# Dataset records start

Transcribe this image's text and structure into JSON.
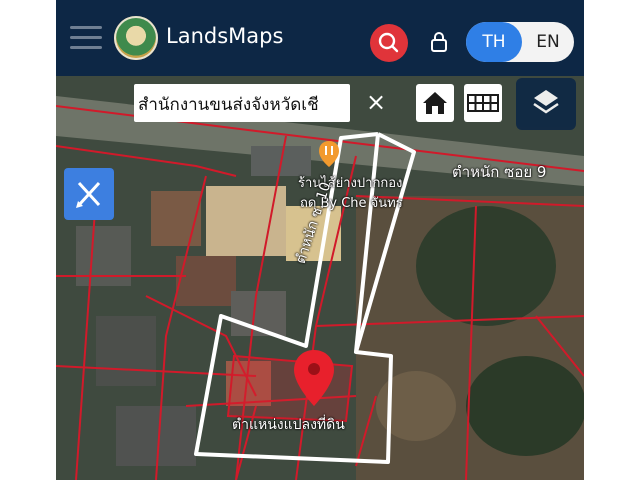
{
  "header": {
    "brand": "LandsMaps",
    "lang_th": "TH",
    "lang_en": "EN",
    "icons": [
      "menu-icon",
      "logo",
      "search-icon",
      "lock-icon"
    ]
  },
  "search": {
    "value": "สำนักงานขนส่งจังหวัดเชี",
    "clear": "×"
  },
  "map": {
    "labels": {
      "street_top": "ตำหนัก ซอย 9",
      "poi_line1": "ร้านไส้ย่างปากกอง",
      "poi_line2": "ถด By Che จันทร",
      "road_diag": "ตำหนัก ซ. 10",
      "bottom": "ตำแหน่งแปลงที่ดิน"
    },
    "controls": [
      "home-icon",
      "grid-icon",
      "layers-icon",
      "draw-icon"
    ]
  },
  "colors": {
    "header_bg": "#0d2745",
    "accent_blue": "#2f7fe6",
    "search_red": "#e0343a",
    "parcel_line": "#d11a2a",
    "pin": "#e8202c"
  }
}
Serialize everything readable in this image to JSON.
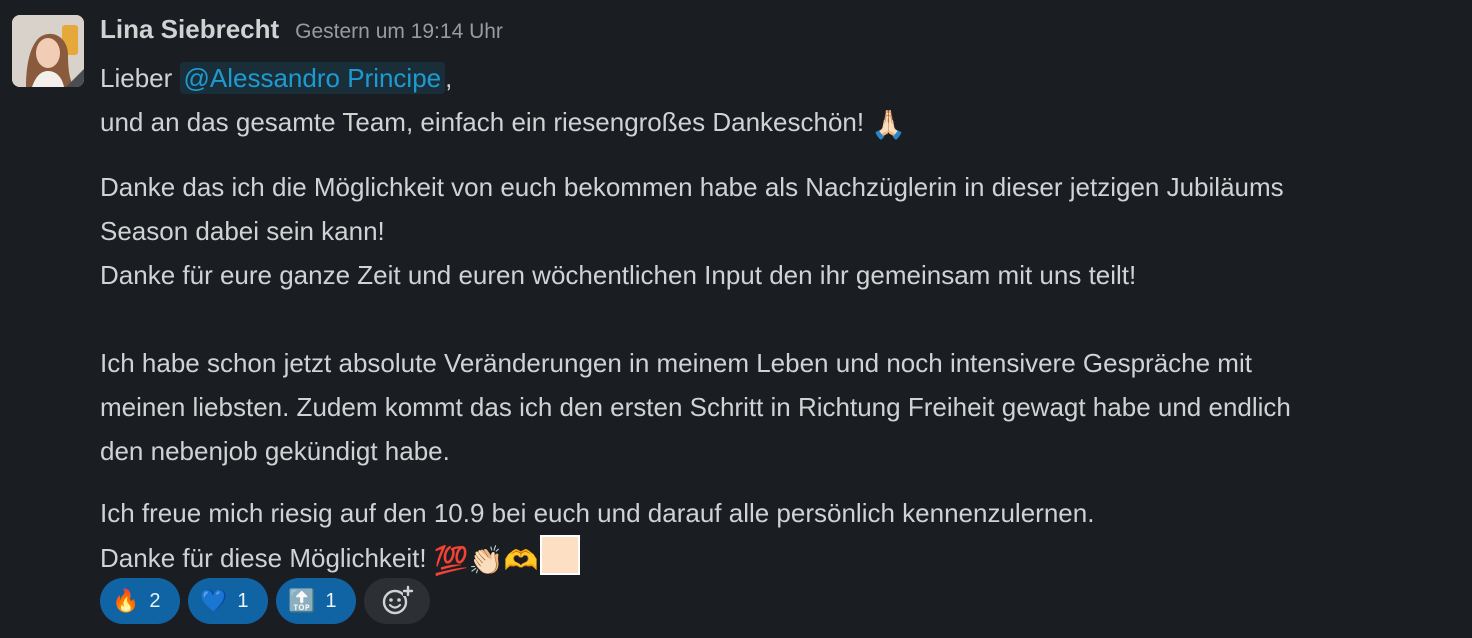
{
  "message": {
    "author": "Lina Siebrecht",
    "timestamp": "Gestern um 19:14 Uhr",
    "greeting_prefix": "Lieber ",
    "mention": "@Alessandro Principe",
    "greeting_suffix": ",",
    "line2_text": "und an das gesamte Team, einfach ein riesengroßes Dankeschön! ",
    "line2_emoji": "🙏🏻",
    "paragraph2_line1": "Danke das ich die Möglichkeit von euch bekommen habe als Nachzüglerin in dieser jetzigen Jubiläums",
    "paragraph2_line2": "Season dabei sein kann!",
    "paragraph2_line3": "Danke für eure ganze Zeit und euren wöchentlichen Input den ihr gemeinsam mit uns teilt!",
    "paragraph3_line1": "Ich habe schon jetzt absolute Veränderungen in meinem Leben und noch intensivere Gespräche mit",
    "paragraph3_line2": "meinen liebsten. Zudem kommt das ich den ersten Schritt in Richtung Freiheit gewagt habe und endlich",
    "paragraph3_line3": "den nebenjob gekündigt habe.",
    "paragraph4_line1": "Ich freue mich riesig auf den 10.9 bei euch und darauf alle persönlich kennenzulernen.",
    "paragraph4_line2_text": "Danke für diese Möglichkeit! ",
    "paragraph4_emojis": "💯👏🏻🫶"
  },
  "reactions": [
    {
      "emoji": "🔥",
      "count": "2"
    },
    {
      "emoji": "💙",
      "count": "1"
    },
    {
      "emoji": "🔝",
      "count": "1"
    }
  ],
  "add_reaction_icon": "add-reaction-icon",
  "colors": {
    "background": "#1a1d21",
    "mention": "#1d9bd1",
    "reaction_bg": "#1164a3",
    "text": "#d1d2d3"
  }
}
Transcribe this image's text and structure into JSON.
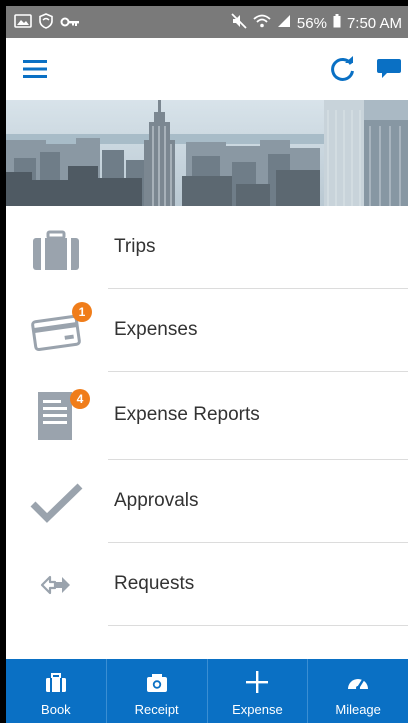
{
  "status_bar": {
    "battery": "56%",
    "time": "7:50 AM"
  },
  "app_bar": {
    "menu_icon": "hamburger-menu-icon",
    "refresh_icon": "refresh-icon",
    "chat_icon": "chat-bubble-icon"
  },
  "menu": [
    {
      "label": "Trips",
      "icon": "suitcase-icon",
      "badge": ""
    },
    {
      "label": "Expenses",
      "icon": "credit-card-icon",
      "badge": "1"
    },
    {
      "label": "Expense Reports",
      "icon": "report-document-icon",
      "badge": "4"
    },
    {
      "label": "Approvals",
      "icon": "checkmark-icon",
      "badge": ""
    },
    {
      "label": "Requests",
      "icon": "arrows-exchange-icon",
      "badge": ""
    }
  ],
  "bottom_tabs": [
    {
      "label": "Book",
      "icon": "suitcase-icon"
    },
    {
      "label": "Receipt",
      "icon": "camera-icon"
    },
    {
      "label": "Expense",
      "icon": "plus-icon"
    },
    {
      "label": "Mileage",
      "icon": "speedometer-icon"
    }
  ],
  "colors": {
    "accent": "#0a70c4",
    "badge": "#f07d1a",
    "icon_gray": "#9aa3ad",
    "status_bar": "#7a7a7a"
  }
}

# Dataset records end

◆ **Exercise requirements**: Leave the pictures out and print the records above exactly as they stand.

◆ **Response to the task**:
Transcribe this image's text and structure into JSON.
{
  "header": {
    "brand": "LandsMaps",
    "lang_th": "TH",
    "lang_en": "EN",
    "icons": [
      "menu-icon",
      "logo",
      "search-icon",
      "lock-icon"
    ]
  },
  "search": {
    "value": "สำนักงานขนส่งจังหวัดเชี",
    "clear": "×"
  },
  "map": {
    "labels": {
      "street_top": "ตำหนัก ซอย 9",
      "poi_line1": "ร้านไส้ย่างปากกอง",
      "poi_line2": "ถด By Che จันทร",
      "road_diag": "ตำหนัก ซ. 10",
      "bottom": "ตำแหน่งแปลงที่ดิน"
    },
    "controls": [
      "home-icon",
      "grid-icon",
      "layers-icon",
      "draw-icon"
    ]
  },
  "colors": {
    "header_bg": "#0d2745",
    "accent_blue": "#2f7fe6",
    "search_red": "#e0343a",
    "parcel_line": "#d11a2a",
    "pin": "#e8202c"
  }
}
Serialize everything readable in this image to JSON.
{
  "message": {
    "author": "Lina Siebrecht",
    "timestamp": "Gestern um 19:14 Uhr",
    "greeting_prefix": "Lieber ",
    "mention": "@Alessandro Principe",
    "greeting_suffix": ",",
    "line2_text": "und an das gesamte Team, einfach ein riesengroßes Dankeschön! ",
    "line2_emoji": "🙏🏻",
    "paragraph2_line1": "Danke das ich die Möglichkeit von euch bekommen habe als Nachzüglerin in dieser jetzigen Jubiläums",
    "paragraph2_line2": "Season dabei sein kann!",
    "paragraph2_line3": "Danke für eure ganze Zeit und euren wöchentlichen Input den ihr gemeinsam mit uns teilt!",
    "paragraph3_line1": "Ich habe schon jetzt absolute Veränderungen in meinem Leben und noch intensivere Gespräche mit",
    "paragraph3_line2": "meinen liebsten. Zudem kommt das ich den ersten Schritt in Richtung Freiheit gewagt habe und endlich",
    "paragraph3_line3": "den nebenjob gekündigt habe.",
    "paragraph4_line1": "Ich freue mich riesig auf den 10.9 bei euch und darauf alle persönlich kennenzulernen.",
    "paragraph4_line2_text": "Danke für diese Möglichkeit! ",
    "paragraph4_emojis": "💯👏🏻🫶"
  },
  "reactions": [
    {
      "emoji": "🔥",
      "count": "2"
    },
    {
      "emoji": "💙",
      "count": "1"
    },
    {
      "emoji": "🔝",
      "count": "1"
    }
  ],
  "add_reaction_icon": "add-reaction-icon",
  "colors": {
    "background": "#1a1d21",
    "mention": "#1d9bd1",
    "reaction_bg": "#1164a3",
    "text": "#d1d2d3"
  }
}
Transcribe this image's text and structure into JSON.
{
  "status_bar": {
    "battery": "56%",
    "time": "7:50 AM"
  },
  "app_bar": {
    "menu_icon": "hamburger-menu-icon",
    "refresh_icon": "refresh-icon",
    "chat_icon": "chat-bubble-icon"
  },
  "menu": [
    {
      "label": "Trips",
      "icon": "suitcase-icon",
      "badge": ""
    },
    {
      "label": "Expenses",
      "icon": "credit-card-icon",
      "badge": "1"
    },
    {
      "label": "Expense Reports",
      "icon": "report-document-icon",
      "badge": "4"
    },
    {
      "label": "Approvals",
      "icon": "checkmark-icon",
      "badge": ""
    },
    {
      "label": "Requests",
      "icon": "arrows-exchange-icon",
      "badge": ""
    }
  ],
  "bottom_tabs": [
    {
      "label": "Book",
      "icon": "suitcase-icon"
    },
    {
      "label": "Receipt",
      "icon": "camera-icon"
    },
    {
      "label": "Expense",
      "icon": "plus-icon"
    },
    {
      "label": "Mileage",
      "icon": "speedometer-icon"
    }
  ],
  "colors": {
    "accent": "#0a70c4",
    "badge": "#f07d1a",
    "icon_gray": "#9aa3ad",
    "status_bar": "#7a7a7a"
  }
}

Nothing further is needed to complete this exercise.